• _Task description_:
Check each line of the records for "Power"; collect those that have it.

-- BEGIN Supplied material --

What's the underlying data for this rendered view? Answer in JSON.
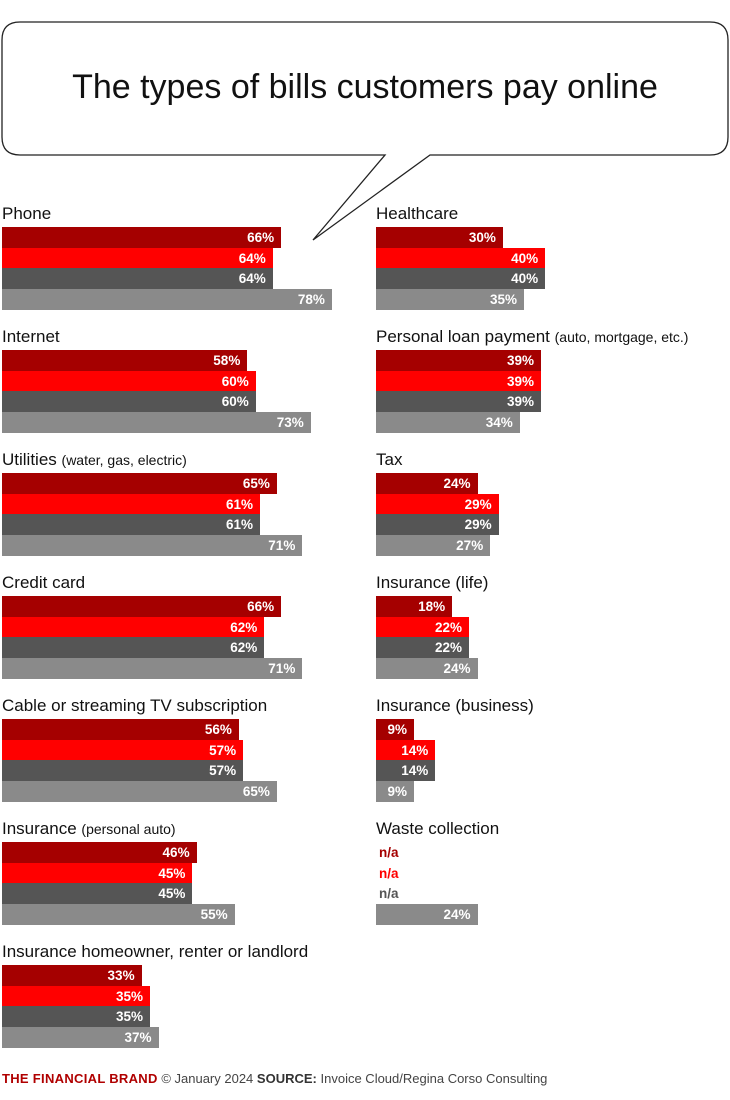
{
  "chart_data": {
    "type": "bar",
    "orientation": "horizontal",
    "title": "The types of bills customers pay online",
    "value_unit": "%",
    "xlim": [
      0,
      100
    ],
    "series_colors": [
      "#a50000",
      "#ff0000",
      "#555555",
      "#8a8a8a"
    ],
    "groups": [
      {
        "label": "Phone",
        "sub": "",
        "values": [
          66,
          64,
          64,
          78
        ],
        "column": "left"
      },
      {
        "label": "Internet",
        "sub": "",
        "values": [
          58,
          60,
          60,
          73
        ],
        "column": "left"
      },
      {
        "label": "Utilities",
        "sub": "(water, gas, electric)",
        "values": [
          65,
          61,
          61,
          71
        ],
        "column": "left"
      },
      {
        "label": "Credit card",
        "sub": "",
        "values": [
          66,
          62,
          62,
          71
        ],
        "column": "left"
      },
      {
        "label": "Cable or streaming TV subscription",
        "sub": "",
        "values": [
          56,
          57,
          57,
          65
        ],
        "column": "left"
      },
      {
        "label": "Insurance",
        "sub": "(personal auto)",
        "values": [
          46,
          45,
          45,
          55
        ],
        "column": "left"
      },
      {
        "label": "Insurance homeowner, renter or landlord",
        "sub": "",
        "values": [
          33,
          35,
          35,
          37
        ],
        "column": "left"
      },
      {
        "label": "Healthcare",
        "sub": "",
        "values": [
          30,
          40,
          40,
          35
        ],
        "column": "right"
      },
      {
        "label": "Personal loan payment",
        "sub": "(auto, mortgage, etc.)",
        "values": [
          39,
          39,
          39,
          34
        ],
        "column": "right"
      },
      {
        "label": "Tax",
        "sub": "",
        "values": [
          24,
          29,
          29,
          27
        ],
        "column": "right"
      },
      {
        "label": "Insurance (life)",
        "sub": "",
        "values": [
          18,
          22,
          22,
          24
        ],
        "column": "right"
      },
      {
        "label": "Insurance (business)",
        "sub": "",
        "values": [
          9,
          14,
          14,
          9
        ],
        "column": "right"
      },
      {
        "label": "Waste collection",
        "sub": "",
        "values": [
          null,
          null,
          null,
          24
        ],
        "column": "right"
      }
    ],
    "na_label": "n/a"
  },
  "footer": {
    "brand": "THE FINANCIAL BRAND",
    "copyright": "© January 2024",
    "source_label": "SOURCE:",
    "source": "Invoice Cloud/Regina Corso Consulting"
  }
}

-- END Supplied material --
-- BEGIN Supplied material --

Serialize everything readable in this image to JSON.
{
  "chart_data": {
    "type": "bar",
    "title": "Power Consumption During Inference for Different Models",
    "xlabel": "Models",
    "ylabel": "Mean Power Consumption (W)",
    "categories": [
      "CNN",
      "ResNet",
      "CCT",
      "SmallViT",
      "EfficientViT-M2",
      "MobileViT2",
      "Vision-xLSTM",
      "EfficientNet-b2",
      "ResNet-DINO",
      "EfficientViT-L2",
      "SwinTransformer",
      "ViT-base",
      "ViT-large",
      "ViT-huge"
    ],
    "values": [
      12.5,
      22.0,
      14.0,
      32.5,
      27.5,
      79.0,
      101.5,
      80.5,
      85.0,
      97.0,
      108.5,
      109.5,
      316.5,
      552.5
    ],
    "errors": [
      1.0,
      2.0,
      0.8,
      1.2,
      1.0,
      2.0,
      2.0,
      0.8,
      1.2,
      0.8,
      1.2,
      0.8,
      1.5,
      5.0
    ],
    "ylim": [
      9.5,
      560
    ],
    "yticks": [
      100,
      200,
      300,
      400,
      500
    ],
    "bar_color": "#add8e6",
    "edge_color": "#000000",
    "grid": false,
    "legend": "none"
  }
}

-- END Supplied material --
-- BEGIN Supplied material --

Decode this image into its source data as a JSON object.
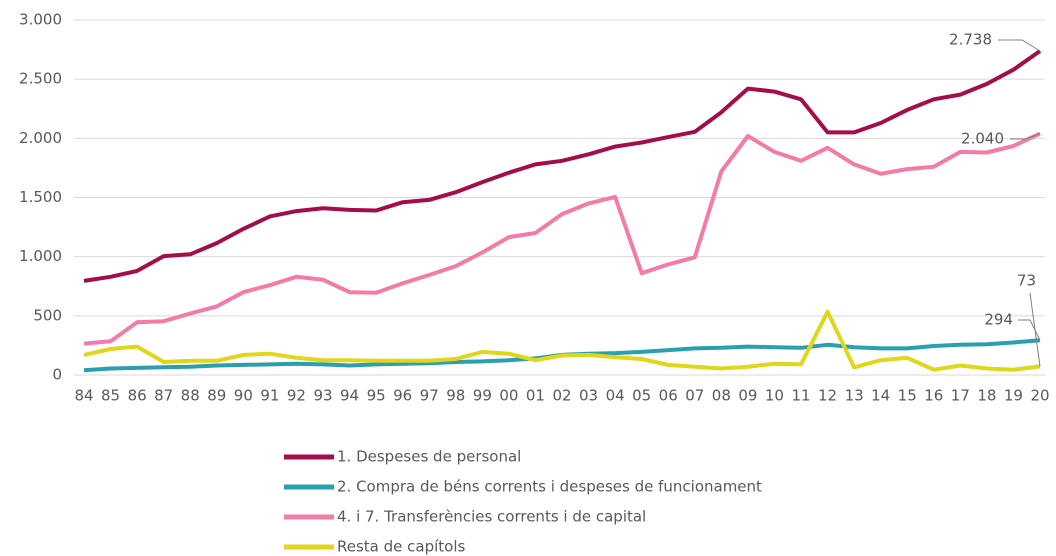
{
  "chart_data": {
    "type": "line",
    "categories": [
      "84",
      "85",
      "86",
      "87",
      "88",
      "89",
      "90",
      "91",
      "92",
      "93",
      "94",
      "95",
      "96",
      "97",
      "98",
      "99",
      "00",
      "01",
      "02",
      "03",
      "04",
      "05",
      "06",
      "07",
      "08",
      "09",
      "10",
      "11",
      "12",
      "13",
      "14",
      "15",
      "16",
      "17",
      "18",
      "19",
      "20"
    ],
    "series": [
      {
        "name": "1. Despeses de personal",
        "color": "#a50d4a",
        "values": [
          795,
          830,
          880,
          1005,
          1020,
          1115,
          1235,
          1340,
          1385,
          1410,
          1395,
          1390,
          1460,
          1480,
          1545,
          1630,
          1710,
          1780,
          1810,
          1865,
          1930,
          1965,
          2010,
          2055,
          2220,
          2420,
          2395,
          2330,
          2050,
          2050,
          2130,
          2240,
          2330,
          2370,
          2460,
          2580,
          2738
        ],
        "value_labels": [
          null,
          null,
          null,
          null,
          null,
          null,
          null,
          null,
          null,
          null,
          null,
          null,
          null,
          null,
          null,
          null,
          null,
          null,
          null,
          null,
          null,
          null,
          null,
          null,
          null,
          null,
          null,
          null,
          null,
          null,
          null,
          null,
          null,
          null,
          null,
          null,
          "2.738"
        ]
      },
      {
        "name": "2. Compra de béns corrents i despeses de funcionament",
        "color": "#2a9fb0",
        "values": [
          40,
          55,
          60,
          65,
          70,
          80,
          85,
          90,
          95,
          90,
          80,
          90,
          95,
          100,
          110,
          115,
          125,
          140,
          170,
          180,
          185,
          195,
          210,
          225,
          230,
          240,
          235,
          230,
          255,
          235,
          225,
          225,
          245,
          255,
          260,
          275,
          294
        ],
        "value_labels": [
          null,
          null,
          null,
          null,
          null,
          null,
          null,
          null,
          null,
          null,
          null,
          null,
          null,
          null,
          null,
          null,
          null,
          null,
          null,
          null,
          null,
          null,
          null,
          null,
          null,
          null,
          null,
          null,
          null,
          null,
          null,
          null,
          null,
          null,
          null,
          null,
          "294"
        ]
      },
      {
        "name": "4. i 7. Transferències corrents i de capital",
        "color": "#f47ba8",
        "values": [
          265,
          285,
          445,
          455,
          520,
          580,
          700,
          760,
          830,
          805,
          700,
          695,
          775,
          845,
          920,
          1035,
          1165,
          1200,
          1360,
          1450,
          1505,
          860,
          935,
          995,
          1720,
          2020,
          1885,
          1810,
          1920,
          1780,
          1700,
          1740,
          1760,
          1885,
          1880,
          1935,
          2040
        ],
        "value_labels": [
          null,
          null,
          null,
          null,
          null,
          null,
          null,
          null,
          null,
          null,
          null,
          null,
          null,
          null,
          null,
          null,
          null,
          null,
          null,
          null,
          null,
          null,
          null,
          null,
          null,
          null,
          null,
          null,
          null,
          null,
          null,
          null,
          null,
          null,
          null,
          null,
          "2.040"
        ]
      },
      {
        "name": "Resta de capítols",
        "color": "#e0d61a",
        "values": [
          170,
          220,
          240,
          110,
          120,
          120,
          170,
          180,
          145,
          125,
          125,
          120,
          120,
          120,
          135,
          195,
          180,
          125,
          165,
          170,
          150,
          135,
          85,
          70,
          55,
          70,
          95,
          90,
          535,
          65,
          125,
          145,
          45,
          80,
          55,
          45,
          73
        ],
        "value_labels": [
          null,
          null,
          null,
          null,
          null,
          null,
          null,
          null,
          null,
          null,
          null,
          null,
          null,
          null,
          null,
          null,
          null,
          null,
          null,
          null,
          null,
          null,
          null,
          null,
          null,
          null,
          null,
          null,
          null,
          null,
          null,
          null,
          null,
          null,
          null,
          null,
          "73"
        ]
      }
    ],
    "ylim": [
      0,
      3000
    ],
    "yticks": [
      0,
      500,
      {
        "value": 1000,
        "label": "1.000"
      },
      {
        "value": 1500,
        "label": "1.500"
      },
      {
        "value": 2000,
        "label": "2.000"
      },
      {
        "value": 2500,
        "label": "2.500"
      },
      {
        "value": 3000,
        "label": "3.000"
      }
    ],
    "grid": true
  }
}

-- END Supplied material --

• _Response for this exercise_:
    "title": "Power Consumption During Inference for Different Models",
    "ylabel": "Mean Power Consumption (W)",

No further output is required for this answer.